**What is needed**
Reproduce the listing exactly and skip over any pictures.

* Start *

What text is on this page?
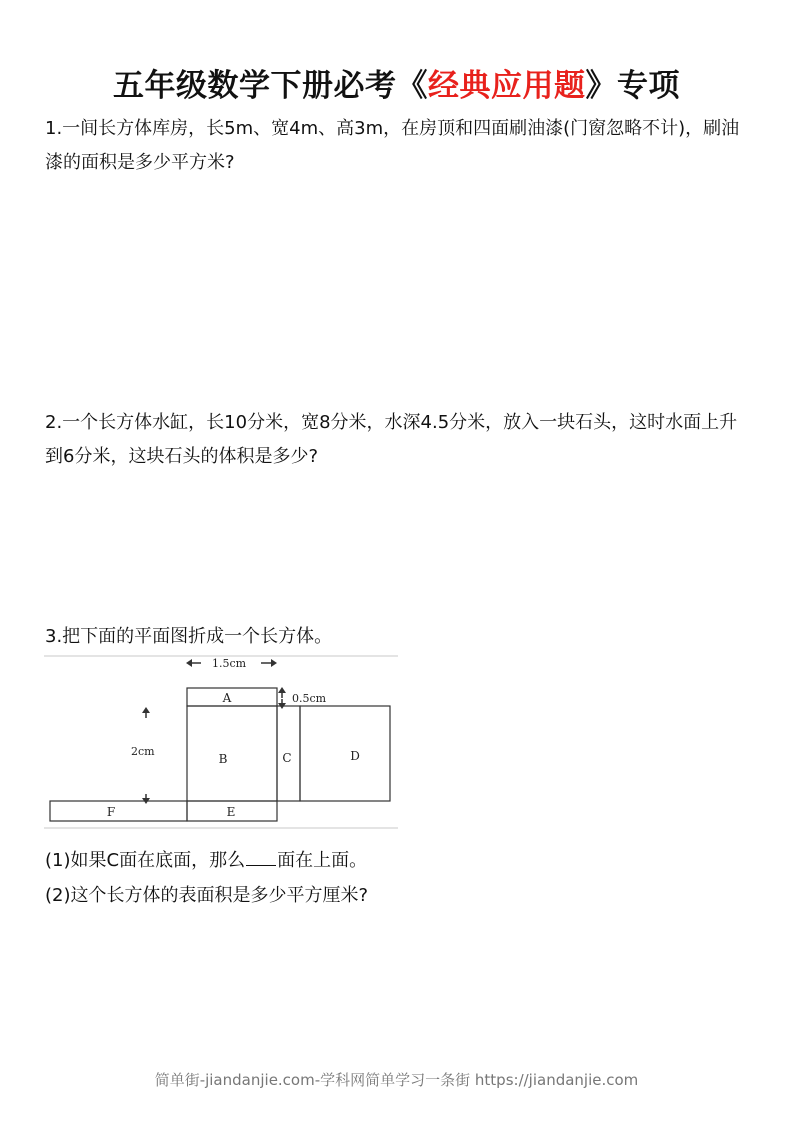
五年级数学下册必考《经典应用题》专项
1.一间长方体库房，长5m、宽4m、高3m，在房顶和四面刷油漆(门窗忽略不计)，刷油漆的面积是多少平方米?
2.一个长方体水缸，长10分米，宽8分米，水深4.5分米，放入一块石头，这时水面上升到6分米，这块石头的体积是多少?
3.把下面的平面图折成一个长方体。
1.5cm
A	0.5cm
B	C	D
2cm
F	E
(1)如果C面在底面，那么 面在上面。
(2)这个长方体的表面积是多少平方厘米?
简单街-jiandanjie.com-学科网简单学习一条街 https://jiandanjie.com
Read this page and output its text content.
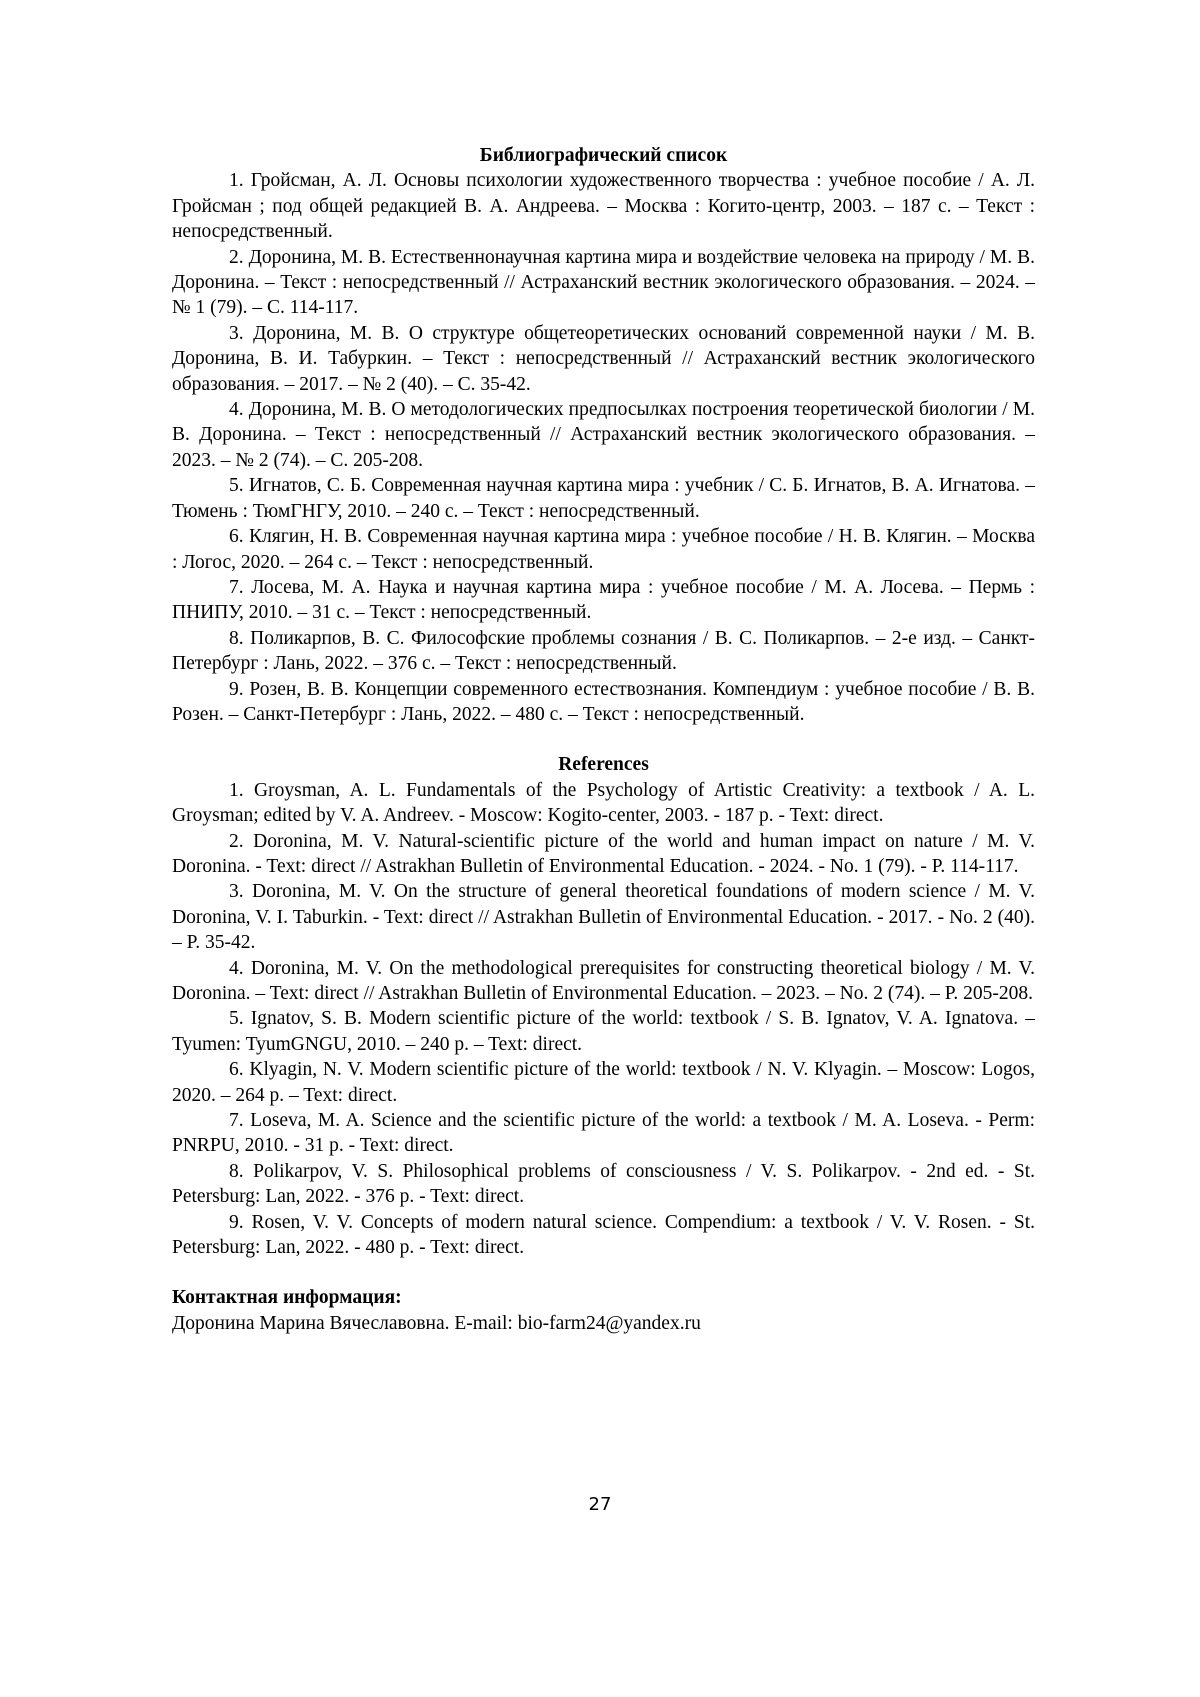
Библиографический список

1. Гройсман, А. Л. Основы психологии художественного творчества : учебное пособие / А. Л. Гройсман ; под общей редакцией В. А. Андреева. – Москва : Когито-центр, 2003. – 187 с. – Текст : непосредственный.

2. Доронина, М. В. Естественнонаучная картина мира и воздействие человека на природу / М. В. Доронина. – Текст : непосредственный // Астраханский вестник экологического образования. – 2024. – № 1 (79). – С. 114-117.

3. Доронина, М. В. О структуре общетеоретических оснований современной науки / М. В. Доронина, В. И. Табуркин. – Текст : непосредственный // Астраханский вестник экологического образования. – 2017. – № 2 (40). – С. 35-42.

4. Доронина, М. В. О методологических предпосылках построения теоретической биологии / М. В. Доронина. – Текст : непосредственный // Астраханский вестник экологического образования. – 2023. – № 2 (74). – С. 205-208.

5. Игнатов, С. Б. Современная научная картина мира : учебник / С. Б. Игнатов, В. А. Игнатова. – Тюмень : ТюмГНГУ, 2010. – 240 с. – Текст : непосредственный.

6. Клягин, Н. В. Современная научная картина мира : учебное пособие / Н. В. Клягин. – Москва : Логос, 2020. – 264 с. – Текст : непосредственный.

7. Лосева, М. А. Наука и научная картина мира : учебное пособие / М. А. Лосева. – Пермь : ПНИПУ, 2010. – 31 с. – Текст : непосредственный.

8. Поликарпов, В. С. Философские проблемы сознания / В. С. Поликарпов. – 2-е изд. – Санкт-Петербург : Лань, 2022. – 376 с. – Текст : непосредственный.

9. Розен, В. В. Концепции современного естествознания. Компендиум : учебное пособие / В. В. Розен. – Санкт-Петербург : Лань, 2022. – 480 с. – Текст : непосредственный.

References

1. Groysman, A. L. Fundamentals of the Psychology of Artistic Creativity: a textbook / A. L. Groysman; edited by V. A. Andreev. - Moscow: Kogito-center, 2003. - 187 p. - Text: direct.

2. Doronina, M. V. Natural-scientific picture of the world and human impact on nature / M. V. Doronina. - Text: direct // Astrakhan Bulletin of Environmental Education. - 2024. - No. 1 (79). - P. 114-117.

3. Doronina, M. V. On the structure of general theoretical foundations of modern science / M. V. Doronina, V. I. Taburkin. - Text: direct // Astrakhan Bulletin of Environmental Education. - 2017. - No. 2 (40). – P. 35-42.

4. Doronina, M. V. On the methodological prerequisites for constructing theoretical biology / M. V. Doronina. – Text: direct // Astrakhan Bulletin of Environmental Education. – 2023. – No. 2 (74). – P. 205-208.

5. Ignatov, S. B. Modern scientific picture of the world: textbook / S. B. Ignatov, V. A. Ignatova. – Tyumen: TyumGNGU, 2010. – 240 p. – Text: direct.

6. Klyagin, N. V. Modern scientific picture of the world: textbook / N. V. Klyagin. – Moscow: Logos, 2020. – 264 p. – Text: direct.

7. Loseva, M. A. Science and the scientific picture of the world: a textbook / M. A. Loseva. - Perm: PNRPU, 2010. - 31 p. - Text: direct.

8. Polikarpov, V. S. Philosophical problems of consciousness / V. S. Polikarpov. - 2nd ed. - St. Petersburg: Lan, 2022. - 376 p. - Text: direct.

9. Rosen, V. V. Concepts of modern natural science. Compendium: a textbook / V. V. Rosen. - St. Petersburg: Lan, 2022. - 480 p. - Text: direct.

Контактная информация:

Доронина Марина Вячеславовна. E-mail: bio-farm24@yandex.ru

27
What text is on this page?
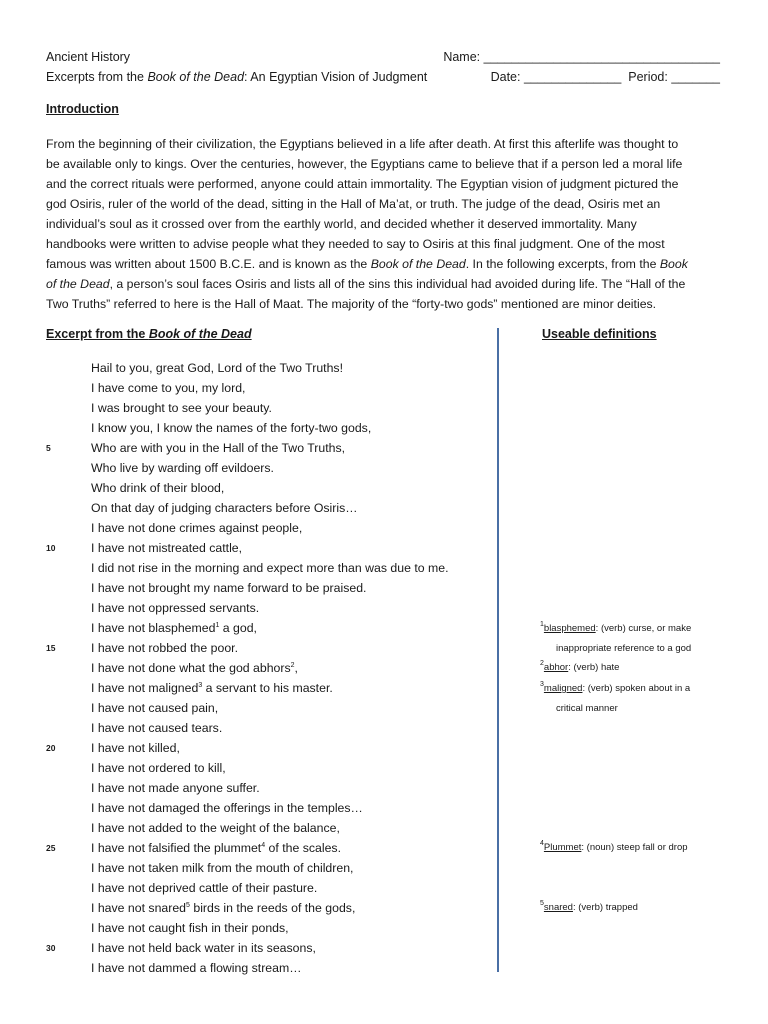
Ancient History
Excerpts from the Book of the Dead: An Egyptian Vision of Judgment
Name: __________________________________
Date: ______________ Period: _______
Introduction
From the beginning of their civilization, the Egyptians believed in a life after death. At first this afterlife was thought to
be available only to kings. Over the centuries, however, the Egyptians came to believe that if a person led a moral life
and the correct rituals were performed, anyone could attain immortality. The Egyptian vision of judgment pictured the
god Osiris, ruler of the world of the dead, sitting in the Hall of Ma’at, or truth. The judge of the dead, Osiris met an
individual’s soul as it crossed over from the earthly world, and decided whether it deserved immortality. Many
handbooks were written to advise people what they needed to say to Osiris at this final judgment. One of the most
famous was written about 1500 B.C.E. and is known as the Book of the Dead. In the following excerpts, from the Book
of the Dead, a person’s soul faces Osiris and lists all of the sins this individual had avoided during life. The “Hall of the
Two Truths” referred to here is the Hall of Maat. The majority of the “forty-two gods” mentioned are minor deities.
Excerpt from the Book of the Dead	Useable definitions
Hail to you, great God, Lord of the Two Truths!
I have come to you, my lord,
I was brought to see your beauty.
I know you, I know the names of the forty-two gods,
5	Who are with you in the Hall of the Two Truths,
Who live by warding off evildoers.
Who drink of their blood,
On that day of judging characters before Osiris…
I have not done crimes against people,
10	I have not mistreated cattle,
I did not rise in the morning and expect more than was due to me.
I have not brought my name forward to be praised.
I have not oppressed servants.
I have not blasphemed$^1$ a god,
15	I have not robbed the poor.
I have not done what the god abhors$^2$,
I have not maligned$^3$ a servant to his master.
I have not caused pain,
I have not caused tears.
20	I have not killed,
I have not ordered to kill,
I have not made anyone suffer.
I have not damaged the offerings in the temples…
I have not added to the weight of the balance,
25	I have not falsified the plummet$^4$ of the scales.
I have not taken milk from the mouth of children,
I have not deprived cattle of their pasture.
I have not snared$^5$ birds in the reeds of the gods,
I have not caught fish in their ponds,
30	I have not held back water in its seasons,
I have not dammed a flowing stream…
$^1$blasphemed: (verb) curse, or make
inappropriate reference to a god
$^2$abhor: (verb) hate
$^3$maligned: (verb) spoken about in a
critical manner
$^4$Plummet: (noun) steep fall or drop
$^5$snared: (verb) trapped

* End *

**Completed task**
What text is on this page?
五年级数学下册必考《经典应用题》专项
1.一间长方体库房，长5m、宽4m、高3m，在房顶和四面刷油漆(门窗忽略不计)，刷油漆的面积是多少平方米?
2.一个长方体水缸，长10分米，宽8分米，水深4.5分米，放入一块石头，这时水面上升到6分米，这块石头的体积是多少?
3.把下面的平面图折成一个长方体。
1.5cm
A	0.5cm
B	C	D
2cm
F	E
(1)如果C面在底面，那么 面在上面。
(2)这个长方体的表面积是多少平方厘米?
简单街-jiandanjie.com-学科网简单学习一条街 https://jiandanjie.com
Read this page and output its text content.
Библиографический список

1. Гройсман, А. Л. Основы психологии художественного творчества : учебное пособие / А. Л. Гройсман ; под общей редакцией В. А. Андреева. – Москва : Когито-центр, 2003. – 187 с. – Текст : непосредственный.

2. Доронина, М. В. Естественнонаучная картина мира и воздействие человека на природу / М. В. Доронина. – Текст : непосредственный // Астраханский вестник экологического образования. – 2024. – № 1 (79). – С. 114-117.

3. Доронина, М. В. О структуре общетеоретических оснований современной науки / М. В. Доронина, В. И. Табуркин. – Текст : непосредственный // Астраханский вестник экологического образования. – 2017. – № 2 (40). – С. 35-42.

4. Доронина, М. В. О методологических предпосылках построения теоретической биологии / М. В. Доронина. – Текст : непосредственный // Астраханский вестник экологического образования. – 2023. – № 2 (74). – С. 205-208.

5. Игнатов, С. Б. Современная научная картина мира : учебник / С. Б. Игнатов, В. А. Игнатова. – Тюмень : ТюмГНГУ, 2010. – 240 с. – Текст : непосредственный.

6. Клягин, Н. В. Современная научная картина мира : учебное пособие / Н. В. Клягин. – Москва : Логос, 2020. – 264 с. – Текст : непосредственный.

7. Лосева, М. А. Наука и научная картина мира : учебное пособие / М. А. Лосева. – Пермь : ПНИПУ, 2010. – 31 с. – Текст : непосредственный.

8. Поликарпов, В. С. Философские проблемы сознания / В. С. Поликарпов. – 2-е изд. – Санкт-Петербург : Лань, 2022. – 376 с. – Текст : непосредственный.

9. Розен, В. В. Концепции современного естествознания. Компендиум : учебное пособие / В. В. Розен. – Санкт-Петербург : Лань, 2022. – 480 с. – Текст : непосредственный.

References

1. Groysman, A. L. Fundamentals of the Psychology of Artistic Creativity: a textbook / A. L. Groysman; edited by V. A. Andreev. - Moscow: Kogito-center, 2003. - 187 p. - Text: direct.

2. Doronina, M. V. Natural-scientific picture of the world and human impact on nature / M. V. Doronina. - Text: direct // Astrakhan Bulletin of Environmental Education. - 2024. - No. 1 (79). - P. 114-117.

3. Doronina, M. V. On the structure of general theoretical foundations of modern science / M. V. Doronina, V. I. Taburkin. - Text: direct // Astrakhan Bulletin of Environmental Education. - 2017. - No. 2 (40). – P. 35-42.

4. Doronina, M. V. On the methodological prerequisites for constructing theoretical biology / M. V. Doronina. – Text: direct // Astrakhan Bulletin of Environmental Education. – 2023. – No. 2 (74). – P. 205-208.

5. Ignatov, S. B. Modern scientific picture of the world: textbook / S. B. Ignatov, V. A. Ignatova. – Tyumen: TyumGNGU, 2010. – 240 p. – Text: direct.

6. Klyagin, N. V. Modern scientific picture of the world: textbook / N. V. Klyagin. – Moscow: Logos, 2020. – 264 p. – Text: direct.

7. Loseva, M. A. Science and the scientific picture of the world: a textbook / M. A. Loseva. - Perm: PNRPU, 2010. - 31 p. - Text: direct.

8. Polikarpov, V. S. Philosophical problems of consciousness / V. S. Polikarpov. - 2nd ed. - St. Petersburg: Lan, 2022. - 376 p. - Text: direct.

9. Rosen, V. V. Concepts of modern natural science. Compendium: a textbook / V. V. Rosen. - St. Petersburg: Lan, 2022. - 480 p. - Text: direct.

Контактная информация:

Доронина Марина Вячеславовна. E-mail: bio-farm24@yandex.ru

27
What text is on this page?
Ancient History
Excerpts from the Book of the Dead: An Egyptian Vision of Judgment
Name: __________________________________
Date: ______________ Period: _______
Introduction
From the beginning of their civilization, the Egyptians believed in a life after death. At first this afterlife was thought to
be available only to kings. Over the centuries, however, the Egyptians came to believe that if a person led a moral life
and the correct rituals were performed, anyone could attain immortality. The Egyptian vision of judgment pictured the
god Osiris, ruler of the world of the dead, sitting in the Hall of Ma’at, or truth. The judge of the dead, Osiris met an
individual’s soul as it crossed over from the earthly world, and decided whether it deserved immortality. Many
handbooks were written to advise people what they needed to say to Osiris at this final judgment. One of the most
famous was written about 1500 B.C.E. and is known as the Book of the Dead. In the following excerpts, from the Book
of the Dead, a person’s soul faces Osiris and lists all of the sins this individual had avoided during life. The “Hall of the
Two Truths” referred to here is the Hall of Maat. The majority of the “forty-two gods” mentioned are minor deities.
Excerpt from the Book of the Dead	Useable definitions
Hail to you, great God, Lord of the Two Truths!
I have come to you, my lord,
I was brought to see your beauty.
I know you, I know the names of the forty-two gods,
5	Who are with you in the Hall of the Two Truths,
Who live by warding off evildoers.
Who drink of their blood,
On that day of judging characters before Osiris…
I have not done crimes against people,
10	I have not mistreated cattle,
I did not rise in the morning and expect more than was due to me.
I have not brought my name forward to be praised.
I have not oppressed servants.
I have not blasphemed$^1$ a god,
15	I have not robbed the poor.
I have not done what the god abhors$^2$,
I have not maligned$^3$ a servant to his master.
I have not caused pain,
I have not caused tears.
20	I have not killed,
I have not ordered to kill,
I have not made anyone suffer.
I have not damaged the offerings in the temples…
I have not added to the weight of the balance,
25	I have not falsified the plummet$^4$ of the scales.
I have not taken milk from the mouth of children,
I have not deprived cattle of their pasture.
I have not snared$^5$ birds in the reeds of the gods,
I have not caught fish in their ponds,
30	I have not held back water in its seasons,
I have not dammed a flowing stream…
$^1$blasphemed: (verb) curse, or make
inappropriate reference to a god
$^2$abhor: (verb) hate
$^3$maligned: (verb) spoken about in a
critical manner
$^4$Plummet: (noun) steep fall or drop
$^5$snared: (verb) trapped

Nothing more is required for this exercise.